- **TASK**: Set down the whole listing verbatim.
Start RECORDS FOR THIS TASK
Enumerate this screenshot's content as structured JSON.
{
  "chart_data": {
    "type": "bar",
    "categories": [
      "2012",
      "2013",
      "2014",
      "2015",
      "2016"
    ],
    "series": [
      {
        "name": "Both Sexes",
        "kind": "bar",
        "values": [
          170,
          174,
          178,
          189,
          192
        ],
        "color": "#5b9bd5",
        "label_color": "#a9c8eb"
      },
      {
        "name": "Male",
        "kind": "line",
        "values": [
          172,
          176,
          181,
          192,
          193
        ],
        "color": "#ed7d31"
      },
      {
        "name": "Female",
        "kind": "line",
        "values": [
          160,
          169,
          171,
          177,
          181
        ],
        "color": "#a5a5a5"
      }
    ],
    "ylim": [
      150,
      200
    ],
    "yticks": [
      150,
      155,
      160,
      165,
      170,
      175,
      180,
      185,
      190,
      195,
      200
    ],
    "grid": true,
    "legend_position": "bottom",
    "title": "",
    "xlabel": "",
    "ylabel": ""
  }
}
End RECORDS FOR THIS TASK
- **FINAL RESULT**:
Enumerate this screenshot's content as structured JSON.
{
  "chart_data": {
    "type": "bar",
    "categories": [
      "2012",
      "2013",
      "2014",
      "2015",
      "2016"
    ],
    "series": [
      {
        "name": "Both Sexes",
        "kind": "bar",
        "values": [
          170,
          174,
          178,
          189,
          192
        ],
        "color": "#5b9bd5",
        "label_color": "#a9c8eb"
      },
      {
        "name": "Male",
        "kind": "line",
        "values": [
          172,
          176,
          181,
          192,
          193
        ],
        "color": "#ed7d31"
      },
      {
        "name": "Female",
        "kind": "line",
        "values": [
          160,
          169,
          171,
          177,
          181
        ],
        "color": "#a5a5a5"
      }
    ],
    "ylim": [
      150,
      200
    ],
    "yticks": [
      150,
      155,
      160,
      165,
      170,
      175,
      180,
      185,
      190,
      195,
      200
    ],
    "grid": true,
    "legend_position": "bottom",
    "title": "",
    "xlabel": "",
    "ylabel": ""
  }
}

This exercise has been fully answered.